--- START OF Exercise material ---

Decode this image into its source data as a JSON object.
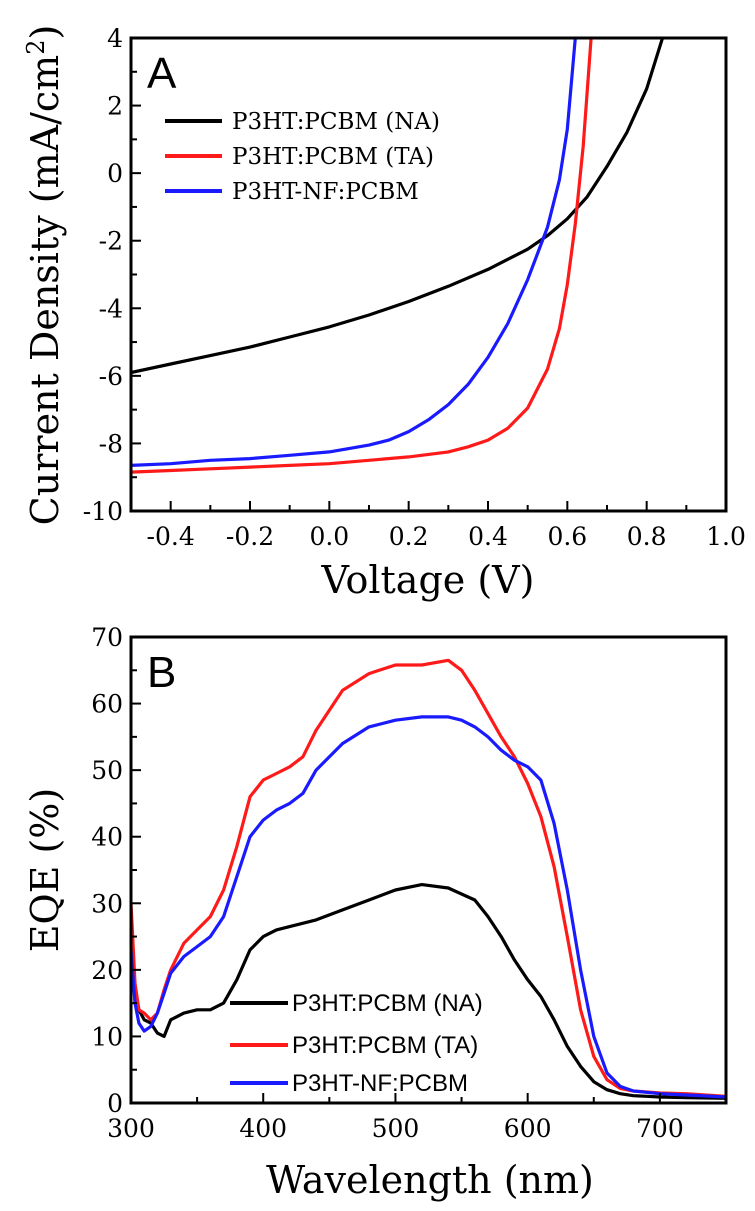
{
  "chart_data": [
    {
      "panel_label": "A",
      "type": "line",
      "xlabel": "Voltage (V)",
      "ylabel": "Current Density (mA/cm",
      "ylabel_sup": "2",
      "ylabel_close": ")",
      "xlim": [
        -0.5,
        1.0
      ],
      "ylim": [
        -10,
        4
      ],
      "xticks": [
        -0.4,
        -0.2,
        0.0,
        0.2,
        0.4,
        0.6,
        0.8,
        1.0
      ],
      "xtick_labels": [
        "-0.4",
        "-0.2",
        "0.0",
        "0.2",
        "0.4",
        "0.6",
        "0.8",
        "1.0"
      ],
      "yticks": [
        -10,
        -8,
        -6,
        -4,
        -2,
        0,
        2,
        4
      ],
      "ytick_labels": [
        "-10",
        "-8",
        "-6",
        "-4",
        "-2",
        "0",
        "2",
        "4"
      ],
      "legend_position": "top-left",
      "series": [
        {
          "name": "P3HT:PCBM (NA)",
          "color": "#000000",
          "x": [
            -0.5,
            -0.4,
            -0.3,
            -0.2,
            -0.1,
            0.0,
            0.1,
            0.2,
            0.3,
            0.4,
            0.5,
            0.55,
            0.6,
            0.65,
            0.7,
            0.75,
            0.8,
            0.84
          ],
          "y": [
            -5.9,
            -5.65,
            -5.4,
            -5.15,
            -4.85,
            -4.55,
            -4.2,
            -3.8,
            -3.35,
            -2.85,
            -2.25,
            -1.85,
            -1.35,
            -0.7,
            0.2,
            1.2,
            2.5,
            4.0
          ]
        },
        {
          "name": "P3HT:PCBM (TA)",
          "color": "#ff1a1a",
          "x": [
            -0.5,
            -0.4,
            -0.3,
            -0.2,
            -0.1,
            0.0,
            0.1,
            0.2,
            0.3,
            0.35,
            0.4,
            0.45,
            0.5,
            0.55,
            0.58,
            0.6,
            0.62,
            0.64,
            0.66
          ],
          "y": [
            -8.85,
            -8.8,
            -8.75,
            -8.7,
            -8.65,
            -8.6,
            -8.5,
            -8.4,
            -8.25,
            -8.1,
            -7.9,
            -7.55,
            -6.95,
            -5.8,
            -4.6,
            -3.3,
            -1.5,
            0.8,
            4.0
          ]
        },
        {
          "name": "P3HT-NF:PCBM",
          "color": "#1a1aff",
          "x": [
            -0.5,
            -0.4,
            -0.3,
            -0.2,
            -0.1,
            0.0,
            0.1,
            0.15,
            0.2,
            0.25,
            0.3,
            0.35,
            0.4,
            0.45,
            0.5,
            0.55,
            0.58,
            0.6,
            0.62
          ],
          "y": [
            -8.65,
            -8.6,
            -8.5,
            -8.45,
            -8.35,
            -8.25,
            -8.05,
            -7.9,
            -7.65,
            -7.3,
            -6.85,
            -6.25,
            -5.45,
            -4.45,
            -3.15,
            -1.6,
            -0.2,
            1.3,
            4.0
          ]
        }
      ]
    },
    {
      "panel_label": "B",
      "type": "line",
      "xlabel": "Wavelength (nm)",
      "ylabel": "EQE (%)",
      "xlim": [
        300,
        750
      ],
      "ylim": [
        0,
        70
      ],
      "xticks": [
        300,
        400,
        500,
        600,
        700
      ],
      "xtick_labels": [
        "300",
        "400",
        "500",
        "600",
        "700"
      ],
      "yticks": [
        0,
        10,
        20,
        30,
        40,
        50,
        60,
        70
      ],
      "ytick_labels": [
        "0",
        "10",
        "20",
        "30",
        "40",
        "50",
        "60",
        "70"
      ],
      "legend_position": "bottom-center",
      "series": [
        {
          "name": "P3HT:PCBM (NA)",
          "color": "#000000",
          "x": [
            300,
            303,
            306,
            310,
            315,
            320,
            325,
            330,
            340,
            350,
            360,
            370,
            380,
            390,
            400,
            410,
            420,
            440,
            460,
            480,
            500,
            520,
            540,
            560,
            570,
            580,
            590,
            600,
            610,
            620,
            630,
            640,
            650,
            660,
            670,
            680,
            690,
            700,
            720,
            750
          ],
          "y": [
            23,
            17,
            14,
            12.5,
            12,
            10.5,
            10,
            12.5,
            13.5,
            14,
            14,
            15,
            18.5,
            23,
            25,
            26,
            26.5,
            27.5,
            29,
            30.5,
            32,
            32.8,
            32.3,
            30.5,
            28,
            25,
            21.5,
            18.5,
            16,
            12.5,
            8.5,
            5.5,
            3.2,
            2,
            1.4,
            1.1,
            1,
            0.9,
            0.8,
            0.7
          ]
        },
        {
          "name": "P3HT:PCBM (TA)",
          "color": "#ff1a1a",
          "x": [
            300,
            303,
            306,
            310,
            315,
            320,
            325,
            330,
            340,
            350,
            360,
            370,
            380,
            390,
            400,
            410,
            420,
            430,
            440,
            460,
            480,
            500,
            520,
            540,
            550,
            560,
            570,
            580,
            590,
            600,
            610,
            620,
            630,
            640,
            650,
            660,
            670,
            680,
            700,
            720,
            750
          ],
          "y": [
            30,
            18,
            14,
            13.5,
            12.5,
            13.5,
            17,
            20,
            24,
            26,
            28,
            32,
            38.5,
            46,
            48.5,
            49.5,
            50.5,
            52,
            56,
            62,
            64.5,
            65.8,
            65.8,
            66.5,
            65,
            62,
            58.5,
            55,
            52,
            48,
            43,
            35.5,
            25,
            14,
            7,
            3.5,
            2.2,
            1.8,
            1.5,
            1.4,
            1.0
          ]
        },
        {
          "name": "P3HT-NF:PCBM",
          "color": "#1a1aff",
          "x": [
            300,
            303,
            306,
            310,
            315,
            320,
            325,
            330,
            340,
            350,
            360,
            370,
            380,
            390,
            400,
            410,
            420,
            430,
            440,
            460,
            480,
            500,
            520,
            540,
            550,
            560,
            570,
            580,
            590,
            600,
            610,
            620,
            630,
            640,
            650,
            660,
            670,
            680,
            700,
            720,
            750
          ],
          "y": [
            23,
            15,
            12,
            10.8,
            11.5,
            13.5,
            16.5,
            19.5,
            22,
            23.5,
            25,
            28,
            34,
            40,
            42.5,
            44,
            45,
            46.5,
            50,
            54,
            56.5,
            57.5,
            58,
            58,
            57.5,
            56.5,
            55,
            53,
            51.5,
            50.5,
            48.5,
            42,
            32,
            20,
            10,
            4.5,
            2.5,
            1.8,
            1.4,
            1.2,
            0.9
          ]
        }
      ]
    }
  ]
}
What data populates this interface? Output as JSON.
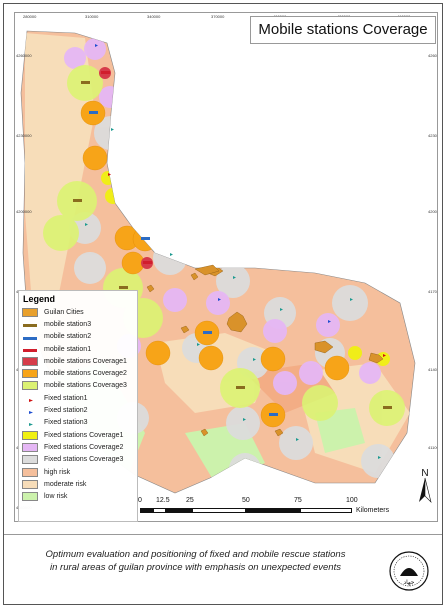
{
  "title": "Mobile stations Coverage",
  "grid": {
    "top_ticks": [
      "280000",
      "310000",
      "340000",
      "370000",
      "400000",
      "430000",
      "460000"
    ],
    "left_ticks": [
      "4260000",
      "4230000",
      "4200000",
      "4170000",
      "4140000",
      "4110000",
      "4080000"
    ]
  },
  "legend": {
    "title": "Legend",
    "items": [
      {
        "label": "Guilan Cities",
        "color": "#e8a02c",
        "kind": "fill"
      },
      {
        "label": "mobile station3",
        "color": "#8a6c1f",
        "kind": "ambulance"
      },
      {
        "label": "mobile station2",
        "color": "#2c6cc4",
        "kind": "ambulance"
      },
      {
        "label": "mobile station1",
        "color": "#d11e2d",
        "kind": "ambulance"
      },
      {
        "label": "mobile stations Coverage1",
        "color": "#d63c4a",
        "kind": "fill"
      },
      {
        "label": "mobile stations Coverage2",
        "color": "#f7a418",
        "kind": "fill"
      },
      {
        "label": "mobile stations Coverage3",
        "color": "#dcf274",
        "kind": "fill"
      },
      {
        "label": "Fixed station1",
        "color": "#d01010",
        "kind": "flag"
      },
      {
        "label": "Fixed station2",
        "color": "#1e4dd0",
        "kind": "flag"
      },
      {
        "label": "Fixed station3",
        "color": "#1e9a90",
        "kind": "flag"
      },
      {
        "label": "Fixed stations Coverage1",
        "color": "#f0f012",
        "kind": "fill"
      },
      {
        "label": "Fixed stations Coverage2",
        "color": "#e5b7f5",
        "kind": "fill"
      },
      {
        "label": "Fixed stations Coverage3",
        "color": "#dcdcdc",
        "kind": "fill"
      },
      {
        "label": "high risk",
        "color": "#f5bf9c",
        "kind": "fill"
      },
      {
        "label": "moderate risk",
        "color": "#f7ddb9",
        "kind": "fill"
      },
      {
        "label": "low risk",
        "color": "#ccf2ac",
        "kind": "fill"
      }
    ]
  },
  "scale": {
    "labels": [
      "0",
      "12.5",
      "25",
      "50",
      "75",
      "100"
    ],
    "unit": "Kilometers"
  },
  "north": "N",
  "caption": {
    "line1": "Optimum evaluation and positioning of fixed and mobile rescue stations",
    "line2": "in rural areas of guilan province with emphasis on unexpected events"
  },
  "logo_text": "جهاد"
}
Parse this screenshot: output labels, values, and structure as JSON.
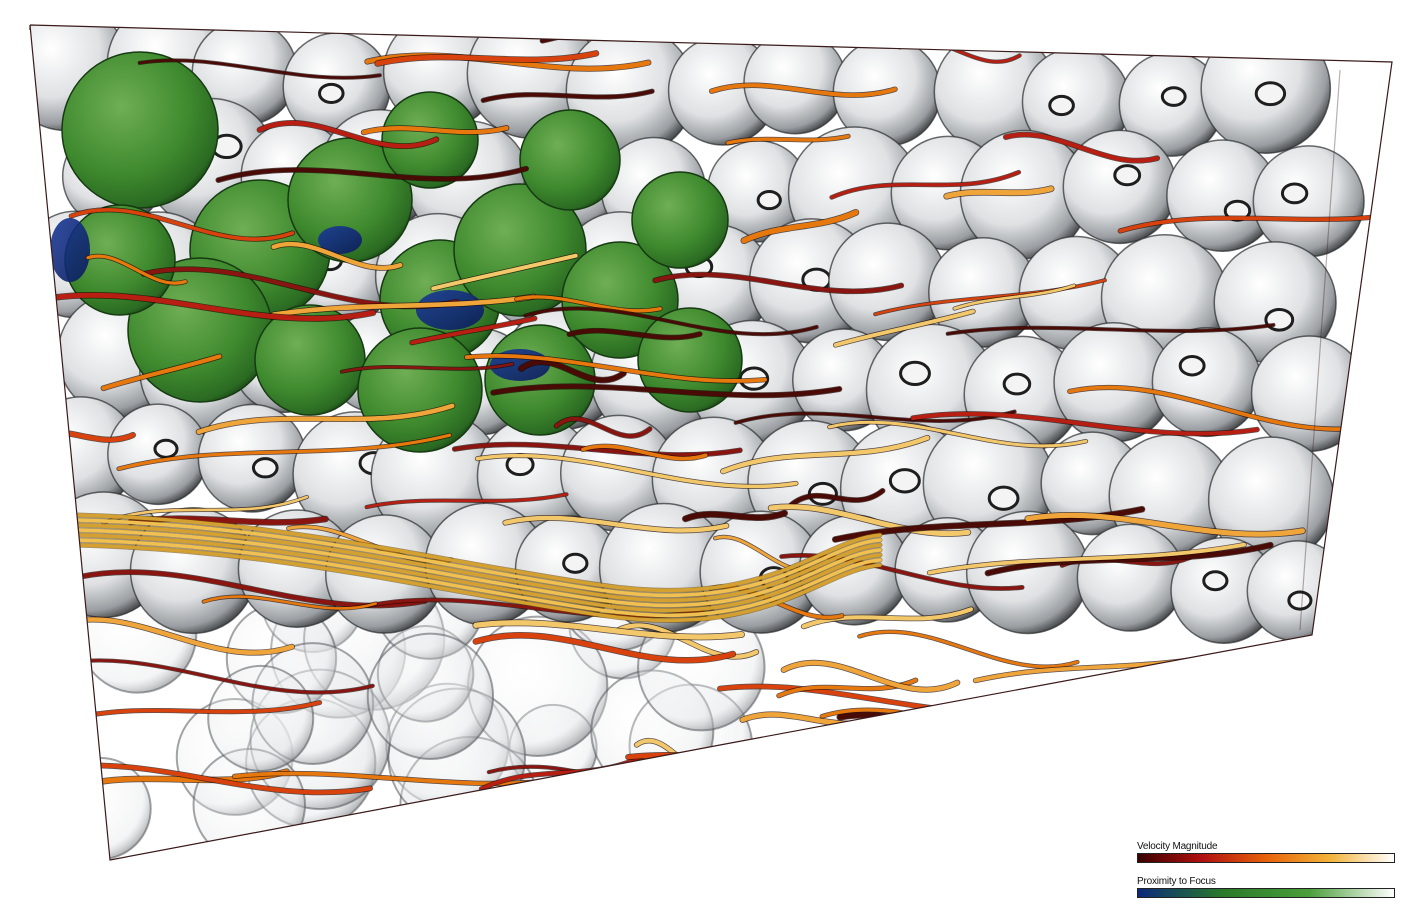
{
  "legends": {
    "velocity": {
      "title": "Velocity Magnitude",
      "colors": [
        "#3a0000",
        "#b01010",
        "#e8620a",
        "#f2b43a",
        "#ffffff"
      ]
    },
    "proximity": {
      "title": "Proximity to Focus",
      "colors": [
        "#0b2a7a",
        "#2a7a2a",
        "#4a9e3a",
        "#ffffff"
      ]
    }
  },
  "colors": {
    "background": "#ffffff",
    "focus_region": "#3a8a2a",
    "focus_deep": "#123a8a",
    "context_spheres": "#d8dadc",
    "box_edge": "#3a1a1a"
  }
}
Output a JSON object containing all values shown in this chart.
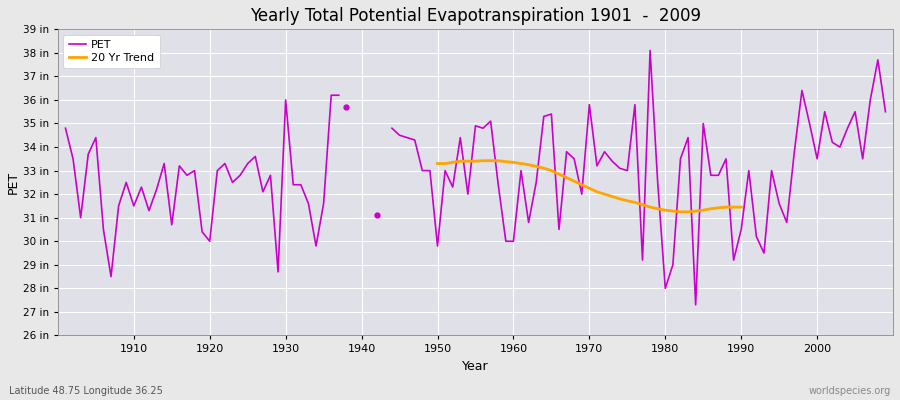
{
  "title": "Yearly Total Potential Evapotranspiration 1901  -  2009",
  "xlabel": "Year",
  "ylabel": "PET",
  "subtitle_left": "Latitude 48.75 Longitude 36.25",
  "subtitle_right": "worldspecies.org",
  "background_color": "#e8e8e8",
  "plot_bg_color": "#e0e0e8",
  "pet_color": "#cc00cc",
  "trend_color": "#ffa500",
  "ylim": [
    26,
    39
  ],
  "xlim": [
    1900,
    2010
  ],
  "ytick_labels": [
    "26 in",
    "27 in",
    "28 in",
    "29 in",
    "30 in",
    "31 in",
    "32 in",
    "33 in",
    "34 in",
    "35 in",
    "36 in",
    "37 in",
    "38 in",
    "39 in"
  ],
  "ytick_values": [
    26,
    27,
    28,
    29,
    30,
    31,
    32,
    33,
    34,
    35,
    36,
    37,
    38,
    39
  ],
  "years": [
    1901,
    1902,
    1903,
    1904,
    1905,
    1906,
    1907,
    1908,
    1909,
    1910,
    1911,
    1912,
    1913,
    1914,
    1915,
    1916,
    1917,
    1918,
    1919,
    1920,
    1921,
    1922,
    1923,
    1924,
    1925,
    1926,
    1927,
    1928,
    1929,
    1930,
    1931,
    1932,
    1933,
    1934,
    1935,
    1936,
    1937,
    1938,
    1939,
    1940,
    1941,
    1942,
    1943,
    1944,
    1945,
    1946,
    1947,
    1948,
    1949,
    1950,
    1951,
    1952,
    1953,
    1954,
    1955,
    1956,
    1957,
    1958,
    1959,
    1960,
    1961,
    1962,
    1963,
    1964,
    1965,
    1966,
    1967,
    1968,
    1969,
    1970,
    1971,
    1972,
    1973,
    1974,
    1975,
    1976,
    1977,
    1978,
    1979,
    1980,
    1981,
    1982,
    1983,
    1984,
    1985,
    1986,
    1987,
    1988,
    1989,
    1990,
    1991,
    1992,
    1993,
    1994,
    1995,
    1996,
    1997,
    1998,
    1999,
    2000,
    2001,
    2002,
    2003,
    2004,
    2005,
    2006,
    2007,
    2008,
    2009
  ],
  "pet_values": [
    34.8,
    33.5,
    31.0,
    33.7,
    34.4,
    30.5,
    28.5,
    31.5,
    32.5,
    31.5,
    32.3,
    31.3,
    32.2,
    33.3,
    30.7,
    33.2,
    32.8,
    33.0,
    30.4,
    30.0,
    33.0,
    33.3,
    32.5,
    32.8,
    33.3,
    33.6,
    32.1,
    32.8,
    28.7,
    36.0,
    32.4,
    32.4,
    31.6,
    29.8,
    31.6,
    36.2,
    36.2,
    35.7,
    null,
    null,
    null,
    31.1,
    null,
    34.8,
    34.5,
    34.4,
    34.3,
    33.0,
    33.0,
    29.8,
    33.0,
    32.3,
    34.4,
    32.0,
    34.9,
    34.8,
    35.1,
    32.4,
    30.0,
    30.0,
    33.0,
    30.8,
    32.5,
    35.3,
    35.4,
    30.5,
    33.8,
    33.5,
    32.0,
    35.8,
    33.2,
    33.8,
    33.4,
    33.1,
    33.0,
    35.8,
    29.2,
    38.1,
    32.5,
    28.0,
    29.0,
    33.5,
    34.4,
    27.3,
    35.0,
    32.8,
    32.8,
    33.5,
    29.2,
    30.5,
    33.0,
    30.2,
    29.5,
    33.0,
    31.6,
    30.8,
    33.8,
    36.4,
    35.0,
    33.5,
    35.5,
    34.2,
    34.0,
    34.8,
    35.5,
    33.5,
    36.0,
    37.7,
    35.5
  ],
  "seg1_end": 1937,
  "seg2_start": 1943,
  "isolated": [
    {
      "year": 1938,
      "value": 35.7
    },
    {
      "year": 1942,
      "value": 31.1
    }
  ],
  "trend_years": [
    1950,
    1951,
    1952,
    1953,
    1954,
    1955,
    1956,
    1957,
    1958,
    1959,
    1960,
    1961,
    1962,
    1963,
    1964,
    1965,
    1966,
    1967,
    1968,
    1969,
    1970,
    1971,
    1972,
    1973,
    1974,
    1975,
    1976,
    1977,
    1978,
    1979,
    1980,
    1981,
    1982,
    1983,
    1984,
    1985,
    1986,
    1987,
    1988,
    1989,
    1990
  ],
  "trend_values": [
    33.3,
    33.3,
    33.35,
    33.4,
    33.4,
    33.4,
    33.42,
    33.42,
    33.42,
    33.38,
    33.35,
    33.3,
    33.25,
    33.18,
    33.1,
    33.0,
    32.85,
    32.7,
    32.55,
    32.4,
    32.25,
    32.1,
    32.0,
    31.9,
    31.8,
    31.72,
    31.65,
    31.55,
    31.45,
    31.38,
    31.32,
    31.28,
    31.25,
    31.25,
    31.28,
    31.32,
    31.38,
    31.42,
    31.45,
    31.45,
    31.45
  ]
}
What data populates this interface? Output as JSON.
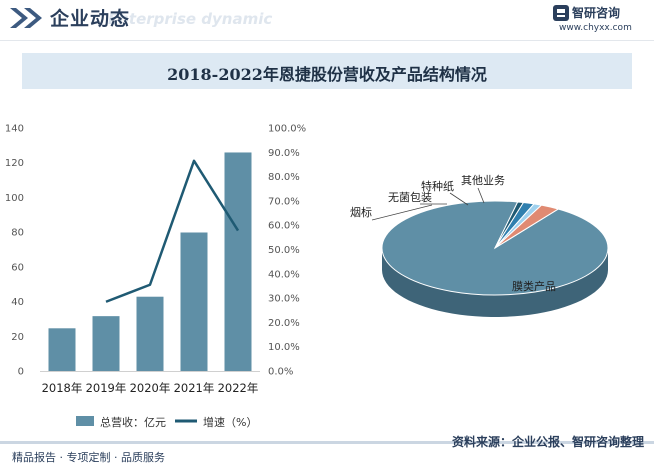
{
  "header": {
    "title": "企业动态",
    "subtitle": "Enterprise dynamic",
    "brand_name": "智研咨询",
    "brand_url": "www.chyxx.com"
  },
  "colors": {
    "bar": "#5f8fa6",
    "line": "#1f5a73",
    "pie_side": "#3e6478",
    "brand": "#2b3f5c"
  },
  "chart_data": [
    {
      "type": "bar",
      "title": "2018-2022年恩捷股份营收及产品结构情况",
      "categories": [
        "2018年",
        "2019年",
        "2020年",
        "2021年",
        "2022年"
      ],
      "series": [
        {
          "name": "总营收：亿元",
          "type": "bar",
          "axis": "left",
          "values": [
            24.6,
            31.6,
            42.8,
            79.8,
            125.9
          ]
        },
        {
          "name": "增速（%）",
          "type": "line",
          "axis": "right",
          "values": [
            null,
            28.5,
            35.5,
            86.5,
            57.8
          ]
        }
      ],
      "y_left": {
        "ylim": [
          0,
          140
        ],
        "ticks": [
          "0",
          "20",
          "40",
          "60",
          "80",
          "100",
          "120",
          "140"
        ]
      },
      "y_right": {
        "ylim": [
          0,
          100
        ],
        "ticks": [
          "0.0%",
          "10.0%",
          "20.0%",
          "30.0%",
          "40.0%",
          "50.0%",
          "60.0%",
          "70.0%",
          "80.0%",
          "90.0%",
          "100.0%"
        ]
      },
      "legend_position": "bottom",
      "grid": false
    },
    {
      "type": "pie",
      "slices": [
        {
          "label": "膜类产品",
          "value": 90.4,
          "color": "#5f8fa6"
        },
        {
          "label": "烟标",
          "value": 0.8,
          "color": "#1f5a73"
        },
        {
          "label": "无菌包装",
          "value": 1.5,
          "color": "#2f7fae"
        },
        {
          "label": "特种纸",
          "value": 1.1,
          "color": "#9fd1ee"
        },
        {
          "label": "其他业务",
          "value": 2.6,
          "color": "#e08a72"
        }
      ]
    }
  ],
  "footer": {
    "left": "精品报告 · 专项定制 · 品质服务",
    "right": "资料来源：企业公报、智研咨询整理"
  }
}
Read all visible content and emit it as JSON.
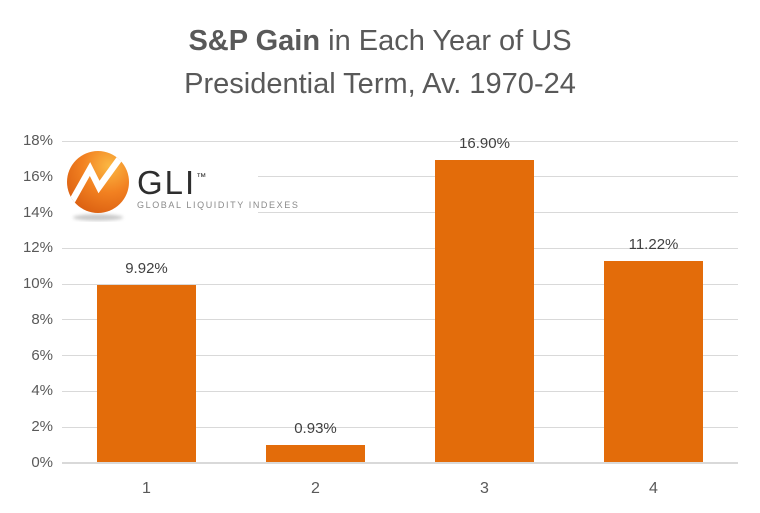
{
  "title": {
    "bold": "S&P Gain",
    "rest": " in Each Year of US",
    "line2": "Presidential Term, Av. 1970-24"
  },
  "logo": {
    "name": "GLI",
    "tm": "™",
    "tagline": "GLOBAL LIQUIDITY INDEXES"
  },
  "colors": {
    "bar": "#E36C0A",
    "gridline": "#D9D9D9",
    "title_text": "#595959",
    "axis_text": "#595959",
    "data_label": "#404040",
    "logo_gradient": [
      "#FBB843",
      "#F28121",
      "#D4560D"
    ],
    "logo_shadow": "#9e9e9e"
  },
  "chart_data": {
    "type": "bar",
    "title": "S&P Gain in Each Year of US Presidential Term, Av. 1970-24",
    "categories": [
      "1",
      "2",
      "3",
      "4"
    ],
    "values": [
      9.92,
      0.93,
      16.9,
      11.22
    ],
    "data_labels": [
      "9.92%",
      "0.93%",
      "16.90%",
      "11.22%"
    ],
    "xlabel": "",
    "ylabel": "",
    "ylim": [
      0,
      18
    ],
    "ytick_step": 2,
    "ytick_labels": [
      "0%",
      "2%",
      "4%",
      "6%",
      "8%",
      "10%",
      "12%",
      "14%",
      "16%",
      "18%"
    ],
    "grid": true,
    "legend": false
  }
}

--- END OF Exercise material ---

What the task asks: Pick out the lines above that hold the string "stations" and show them.

Answer to the problem:
  "title": "Mobile stations Coverage",
        "label": "mobile stations Coverage1",
        "label": "mobile stations Coverage2",
        "label": "mobile stations Coverage3",
        "label": "Fixed stations Coverage1",
        "label": "Fixed stations Coverage2",
        "label": "Fixed stations Coverage3",
    "line1": "Optimum evaluation and positioning of fixed and mobile rescue stations",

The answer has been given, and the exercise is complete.